*Data for the task:*
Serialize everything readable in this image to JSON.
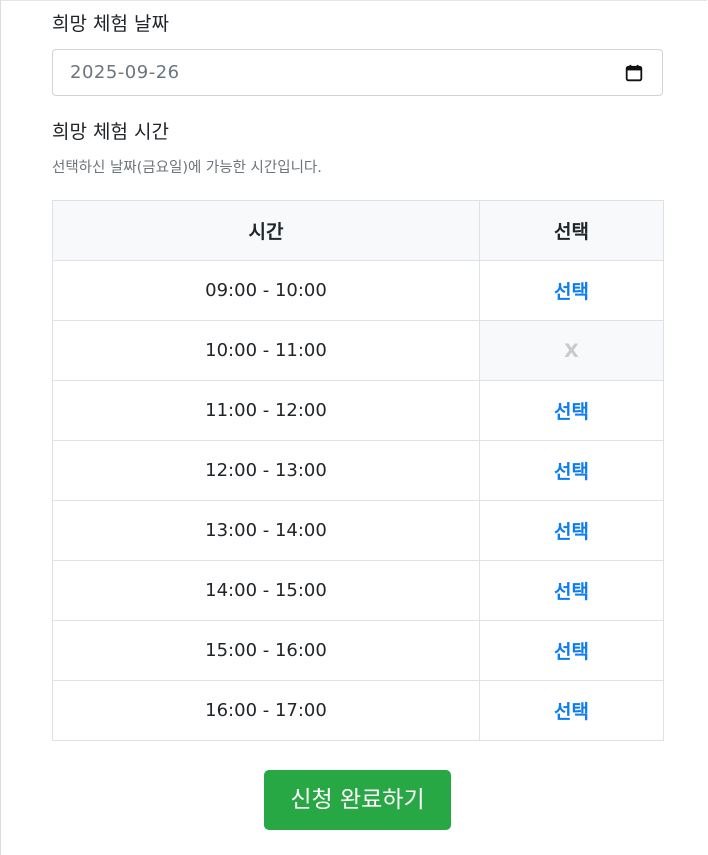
{
  "form": {
    "date_label": "희망 체험 날짜",
    "date_value": "2025-09-26",
    "calendar_icon": "calendar-icon",
    "time_label": "희망 체험 시간",
    "time_hint": "선택하신 날짜(금요일)에 가능한 시간입니다."
  },
  "table": {
    "headers": {
      "time": "시간",
      "select": "선택"
    },
    "rows": [
      {
        "time": "09:00 - 10:00",
        "action": "선택",
        "available": true
      },
      {
        "time": "10:00 - 11:00",
        "action": "X",
        "available": false
      },
      {
        "time": "11:00 - 12:00",
        "action": "선택",
        "available": true
      },
      {
        "time": "12:00 - 13:00",
        "action": "선택",
        "available": true
      },
      {
        "time": "13:00 - 14:00",
        "action": "선택",
        "available": true
      },
      {
        "time": "14:00 - 15:00",
        "action": "선택",
        "available": true
      },
      {
        "time": "15:00 - 16:00",
        "action": "선택",
        "available": true
      },
      {
        "time": "16:00 - 17:00",
        "action": "선택",
        "available": true
      }
    ]
  },
  "submit": {
    "label": "신청 완료하기"
  },
  "colors": {
    "accent_link": "#0d7cf2",
    "submit_bg": "#28a745",
    "unavailable_text": "#c8cbce",
    "header_bg": "#f8f9fa"
  }
}
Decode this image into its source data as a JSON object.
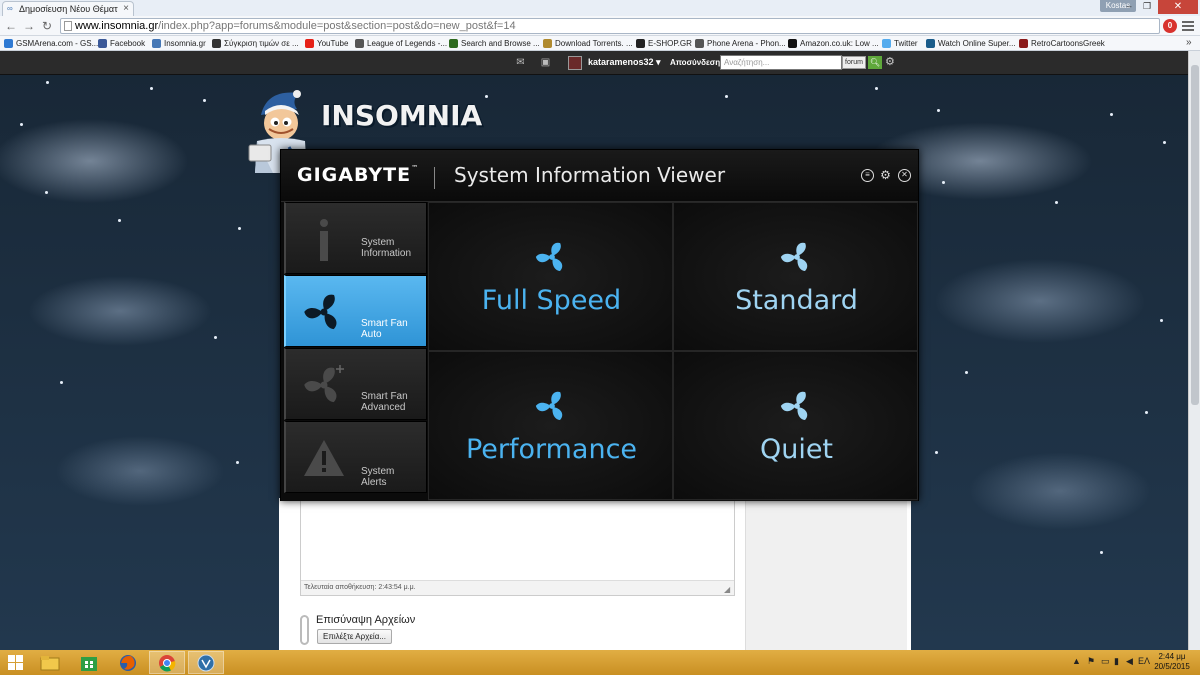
{
  "browser": {
    "tab_title": "Δημοσίευση Νέου Θέματ",
    "tab_close": "×",
    "user_badge": "Kostas",
    "url_host": "www.insomnia.gr",
    "url_path": "/index.php?app=forums&module=post&section=post&do=new_post&f=14",
    "bookmarks": [
      {
        "label": "GSMArena.com - GS...",
        "color": "#2f7ad3"
      },
      {
        "label": "Facebook",
        "color": "#3b5998"
      },
      {
        "label": "Insomnia.gr",
        "color": "#4577b5"
      },
      {
        "label": "Σύγκριση τιμών σε ...",
        "color": "#333333"
      },
      {
        "label": "YouTube",
        "color": "#e62117"
      },
      {
        "label": "League of Legends -...",
        "color": "#555555"
      },
      {
        "label": "Search and Browse ...",
        "color": "#2d6a1e"
      },
      {
        "label": "Download Torrents. ...",
        "color": "#b08a2e"
      },
      {
        "label": "E-SHOP.GR",
        "color": "#222222"
      },
      {
        "label": "Phone Arena - Phon...",
        "color": "#555555"
      },
      {
        "label": "Amazon.co.uk: Low ...",
        "color": "#111111"
      },
      {
        "label": "Twitter",
        "color": "#55acee"
      },
      {
        "label": "Watch Online Super...",
        "color": "#1a5c8a"
      },
      {
        "label": "RetroCartoonsGreek",
        "color": "#8a1a1a"
      }
    ],
    "bookmarks_more": "»"
  },
  "site": {
    "username": "kataramenos32 ▾",
    "logout": "Αποσύνδεση",
    "search_placeholder": "Αναζήτηση...",
    "search_scope": "forum",
    "logo_text": "INSOMNIA"
  },
  "editor": {
    "last_saved": "Τελευταία αποθήκευση: 2:43:54 μ.μ.",
    "attachments_title": "Επισύναψη Αρχείων",
    "choose_files_button": "Επιλέξτε Αρχεία..."
  },
  "gigabyte": {
    "brand": "GIGABYTE",
    "brand_tm": "™",
    "title": "System Information Viewer",
    "sidebar": [
      {
        "label_line1": "System",
        "label_line2": "Information",
        "icon": "info-icon",
        "active": false
      },
      {
        "label_line1": "Smart Fan",
        "label_line2": "Auto",
        "icon": "fan-icon",
        "active": true
      },
      {
        "label_line1": "Smart Fan",
        "label_line2": "Advanced",
        "icon": "fan-plus-icon",
        "active": false
      },
      {
        "label_line1": "System",
        "label_line2": "Alerts",
        "icon": "warning-icon",
        "active": false
      }
    ],
    "modes": [
      {
        "label": "Full Speed",
        "color": "#4bb3f0"
      },
      {
        "label": "Standard",
        "color": "#9fd4f2"
      },
      {
        "label": "Performance",
        "color": "#4bb3f0"
      },
      {
        "label": "Quiet",
        "color": "#9fd4f2"
      }
    ]
  },
  "taskbar": {
    "language": "ΕΛ",
    "time": "2:44 μμ",
    "date": "20/5/2015"
  }
}
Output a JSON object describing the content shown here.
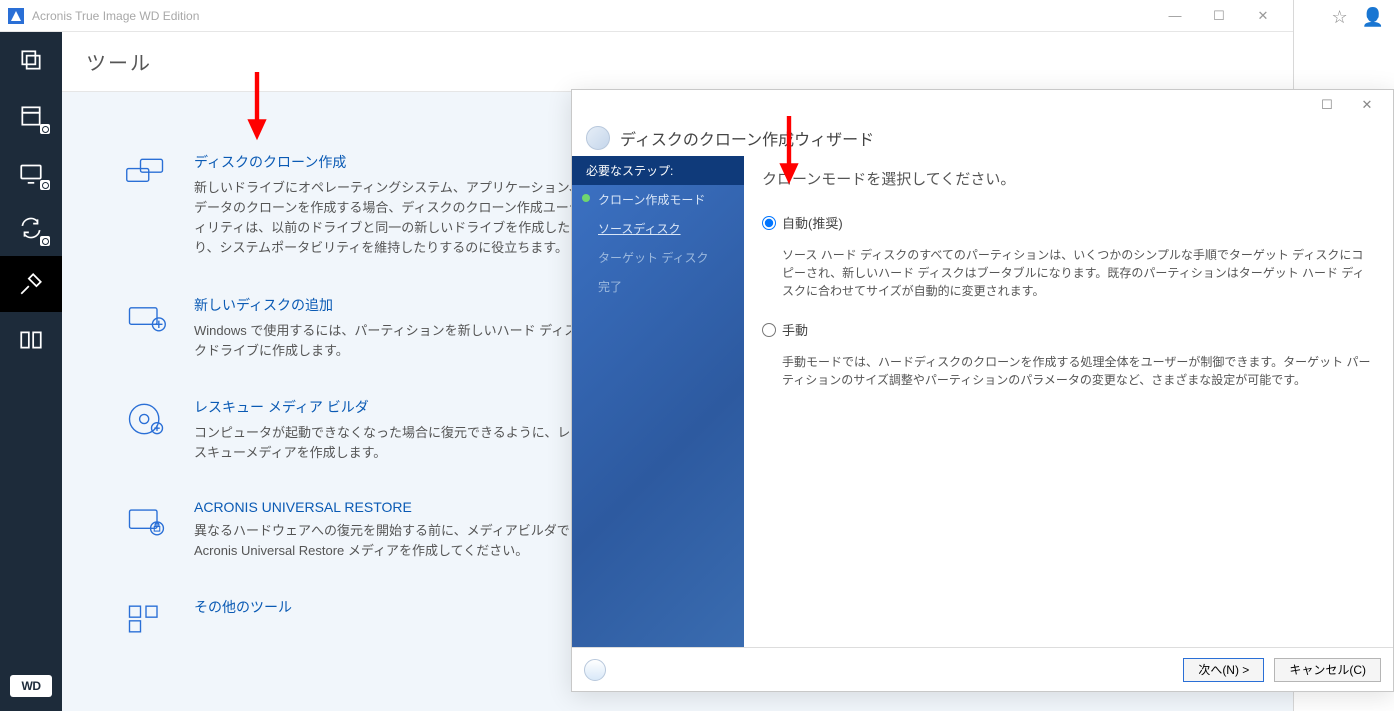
{
  "app": {
    "title": "Acronis True Image WD Edition",
    "page_title": "ツール"
  },
  "navrail": {
    "wd_label": "WD"
  },
  "tools": {
    "clone": {
      "title": "ディスクのクローン作成",
      "desc": "新しいドライブにオペレーティングシステム、アプリケーション、データのクローンを作成する場合、ディスクのクローン作成ユーティリティは、以前のドライブと同一の新しいドライブを作成したり、システムポータビリティを維持したりするのに役立ちます。"
    },
    "adddisk": {
      "title": "新しいディスクの追加",
      "desc": "Windows で使用するには、パーティションを新しいハード ディスクドライブに作成します。"
    },
    "rescue": {
      "title": "レスキュー メディア ビルダ",
      "desc": "コンピュータが起動できなくなった場合に復元できるように、レスキューメディアを作成します。"
    },
    "aur": {
      "title": "ACRONIS UNIVERSAL RESTORE",
      "desc": "異なるハードウェアへの復元を開始する前に、メディアビルダで Acronis Universal Restore メディアを作成してください。"
    },
    "other": {
      "title": "その他のツール"
    }
  },
  "wizard": {
    "title": "ディスクのクローン作成ウィザード",
    "steps_header": "必要なステップ:",
    "steps": {
      "mode": "クローン作成モード",
      "source": "ソースディスク",
      "target": "ターゲット ディスク",
      "finish": "完了"
    },
    "heading": "クローンモードを選択してください。",
    "auto": {
      "label": "自動(推奨)",
      "desc": "ソース ハード ディスクのすべてのパーティションは、いくつかのシンプルな手順でターゲット ディスクにコピーされ、新しいハード ディスクはブータブルになります。既存のパーティションはターゲット ハード ディスクに合わせてサイズが自動的に変更されます。"
    },
    "manual": {
      "label": "手動",
      "desc": "手動モードでは、ハードディスクのクローンを作成する処理全体をユーザーが制御できます。ターゲット パーティションのサイズ調整やパーティションのパラメータの変更など、さまざまな設定が可能です。"
    },
    "buttons": {
      "next": "次へ(N) >",
      "cancel": "キャンセル(C)"
    }
  }
}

*Written instruction:* Set down every entry word for word, but omit the pictures.

*Problem solution:*
Serialize everything readable in this image to JSON.
{
  "form": {
    "date_label": "희망 체험 날짜",
    "date_value": "2025-09-26",
    "calendar_icon": "calendar-icon",
    "time_label": "희망 체험 시간",
    "time_hint": "선택하신 날짜(금요일)에 가능한 시간입니다."
  },
  "table": {
    "headers": {
      "time": "시간",
      "select": "선택"
    },
    "rows": [
      {
        "time": "09:00 - 10:00",
        "action": "선택",
        "available": true
      },
      {
        "time": "10:00 - 11:00",
        "action": "X",
        "available": false
      },
      {
        "time": "11:00 - 12:00",
        "action": "선택",
        "available": true
      },
      {
        "time": "12:00 - 13:00",
        "action": "선택",
        "available": true
      },
      {
        "time": "13:00 - 14:00",
        "action": "선택",
        "available": true
      },
      {
        "time": "14:00 - 15:00",
        "action": "선택",
        "available": true
      },
      {
        "time": "15:00 - 16:00",
        "action": "선택",
        "available": true
      },
      {
        "time": "16:00 - 17:00",
        "action": "선택",
        "available": true
      }
    ]
  },
  "submit": {
    "label": "신청 완료하기"
  },
  "colors": {
    "accent_link": "#0d7cf2",
    "submit_bg": "#28a745",
    "unavailable_text": "#c8cbce",
    "header_bg": "#f8f9fa"
  }
}
Decode this image into its source data as a JSON object.
{
  "browser": {
    "tab_title": "Δημοσίευση Νέου Θέματ",
    "tab_close": "×",
    "user_badge": "Kostas",
    "url_host": "www.insomnia.gr",
    "url_path": "/index.php?app=forums&module=post&section=post&do=new_post&f=14",
    "bookmarks": [
      {
        "label": "GSMArena.com - GS...",
        "color": "#2f7ad3"
      },
      {
        "label": "Facebook",
        "color": "#3b5998"
      },
      {
        "label": "Insomnia.gr",
        "color": "#4577b5"
      },
      {
        "label": "Σύγκριση τιμών σε ...",
        "color": "#333333"
      },
      {
        "label": "YouTube",
        "color": "#e62117"
      },
      {
        "label": "League of Legends -...",
        "color": "#555555"
      },
      {
        "label": "Search and Browse ...",
        "color": "#2d6a1e"
      },
      {
        "label": "Download Torrents. ...",
        "color": "#b08a2e"
      },
      {
        "label": "E-SHOP.GR",
        "color": "#222222"
      },
      {
        "label": "Phone Arena - Phon...",
        "color": "#555555"
      },
      {
        "label": "Amazon.co.uk: Low ...",
        "color": "#111111"
      },
      {
        "label": "Twitter",
        "color": "#55acee"
      },
      {
        "label": "Watch Online Super...",
        "color": "#1a5c8a"
      },
      {
        "label": "RetroCartoonsGreek",
        "color": "#8a1a1a"
      }
    ],
    "bookmarks_more": "»"
  },
  "site": {
    "username": "kataramenos32 ▾",
    "logout": "Αποσύνδεση",
    "search_placeholder": "Αναζήτηση...",
    "search_scope": "forum",
    "logo_text": "INSOMNIA"
  },
  "editor": {
    "last_saved": "Τελευταία αποθήκευση: 2:43:54 μ.μ.",
    "attachments_title": "Επισύναψη Αρχείων",
    "choose_files_button": "Επιλέξτε Αρχεία..."
  },
  "gigabyte": {
    "brand": "GIGABYTE",
    "brand_tm": "™",
    "title": "System Information Viewer",
    "sidebar": [
      {
        "label_line1": "System",
        "label_line2": "Information",
        "icon": "info-icon",
        "active": false
      },
      {
        "label_line1": "Smart Fan",
        "label_line2": "Auto",
        "icon": "fan-icon",
        "active": true
      },
      {
        "label_line1": "Smart Fan",
        "label_line2": "Advanced",
        "icon": "fan-plus-icon",
        "active": false
      },
      {
        "label_line1": "System",
        "label_line2": "Alerts",
        "icon": "warning-icon",
        "active": false
      }
    ],
    "modes": [
      {
        "label": "Full Speed",
        "color": "#4bb3f0"
      },
      {
        "label": "Standard",
        "color": "#9fd4f2"
      },
      {
        "label": "Performance",
        "color": "#4bb3f0"
      },
      {
        "label": "Quiet",
        "color": "#9fd4f2"
      }
    ]
  },
  "taskbar": {
    "language": "ΕΛ",
    "time": "2:44 μμ",
    "date": "20/5/2015"
  }
}
Output a JSON object describing the content shown here.
{
  "app": {
    "title": "Acronis True Image WD Edition",
    "page_title": "ツール"
  },
  "navrail": {
    "wd_label": "WD"
  },
  "tools": {
    "clone": {
      "title": "ディスクのクローン作成",
      "desc": "新しいドライブにオペレーティングシステム、アプリケーション、データのクローンを作成する場合、ディスクのクローン作成ユーティリティは、以前のドライブと同一の新しいドライブを作成したり、システムポータビリティを維持したりするのに役立ちます。"
    },
    "adddisk": {
      "title": "新しいディスクの追加",
      "desc": "Windows で使用するには、パーティションを新しいハード ディスクドライブに作成します。"
    },
    "rescue": {
      "title": "レスキュー メディア ビルダ",
      "desc": "コンピュータが起動できなくなった場合に復元できるように、レスキューメディアを作成します。"
    },
    "aur": {
      "title": "ACRONIS UNIVERSAL RESTORE",
      "desc": "異なるハードウェアへの復元を開始する前に、メディアビルダで Acronis Universal Restore メディアを作成してください。"
    },
    "other": {
      "title": "その他のツール"
    }
  },
  "wizard": {
    "title": "ディスクのクローン作成ウィザード",
    "steps_header": "必要なステップ:",
    "steps": {
      "mode": "クローン作成モード",
      "source": "ソースディスク",
      "target": "ターゲット ディスク",
      "finish": "完了"
    },
    "heading": "クローンモードを選択してください。",
    "auto": {
      "label": "自動(推奨)",
      "desc": "ソース ハード ディスクのすべてのパーティションは、いくつかのシンプルな手順でターゲット ディスクにコピーされ、新しいハード ディスクはブータブルになります。既存のパーティションはターゲット ハード ディスクに合わせてサイズが自動的に変更されます。"
    },
    "manual": {
      "label": "手動",
      "desc": "手動モードでは、ハードディスクのクローンを作成する処理全体をユーザーが制御できます。ターゲット パーティションのサイズ調整やパーティションのパラメータの変更など、さまざまな設定が可能です。"
    },
    "buttons": {
      "next": "次へ(N) >",
      "cancel": "キャンセル(C)"
    }
  }
}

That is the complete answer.